Written exercise: Retype all of the entries word for word.

Dataset excerpt:
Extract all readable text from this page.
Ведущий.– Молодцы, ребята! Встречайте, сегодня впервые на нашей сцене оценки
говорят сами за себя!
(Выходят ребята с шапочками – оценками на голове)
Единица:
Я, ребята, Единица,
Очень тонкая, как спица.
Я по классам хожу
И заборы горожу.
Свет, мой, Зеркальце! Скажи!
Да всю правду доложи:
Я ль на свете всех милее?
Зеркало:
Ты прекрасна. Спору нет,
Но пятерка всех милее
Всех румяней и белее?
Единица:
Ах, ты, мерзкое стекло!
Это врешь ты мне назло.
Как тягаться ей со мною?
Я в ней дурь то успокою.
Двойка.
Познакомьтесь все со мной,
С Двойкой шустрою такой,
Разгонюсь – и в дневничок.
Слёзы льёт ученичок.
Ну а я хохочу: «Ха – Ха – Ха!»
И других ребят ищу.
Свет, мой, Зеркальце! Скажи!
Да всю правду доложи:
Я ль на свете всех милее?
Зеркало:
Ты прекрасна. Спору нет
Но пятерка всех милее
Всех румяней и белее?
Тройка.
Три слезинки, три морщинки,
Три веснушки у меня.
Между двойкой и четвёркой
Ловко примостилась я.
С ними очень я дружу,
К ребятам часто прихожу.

In response:
Extract all readable text from this page.
Ведущий.– Молодцы, ребята! Встречайте, сегодня впервые на нашей сцене оценки
говорят сами за себя!
(Выходят ребята с шапочками – оценками на голове)
Единица:
Я, ребята, Единица,
Очень тонкая, как спица.
Я по классам хожу
И заборы горожу.
Свет, мой, Зеркальце! Скажи!
Да всю правду доложи:
Я ль на свете всех милее?
Зеркало:
Ты прекрасна. Спору нет,
Но пятерка всех милее
Всех румяней и белее?
Единица:
Ах, ты, мерзкое стекло!
Это врешь ты мне назло.
Как тягаться ей со мною?
Я в ней дурь то успокою.
Двойка.
Познакомьтесь все со мной,
С Двойкой шустрою такой,
Разгонюсь – и в дневничок.
Слёзы льёт ученичок.
Ну а я хохочу: «Ха – Ха – Ха!»
И других ребят ищу.
Свет, мой, Зеркальце! Скажи!
Да всю правду доложи:
Я ль на свете всех милее?
Зеркало:
Ты прекрасна. Спору нет
Но пятерка всех милее
Всех румяней и белее?
Тройка.
Три слезинки, три морщинки,
Три веснушки у меня.
Между двойкой и четвёркой
Ловко примостилась я.
С ними очень я дружу,
К ребятам часто прихожу.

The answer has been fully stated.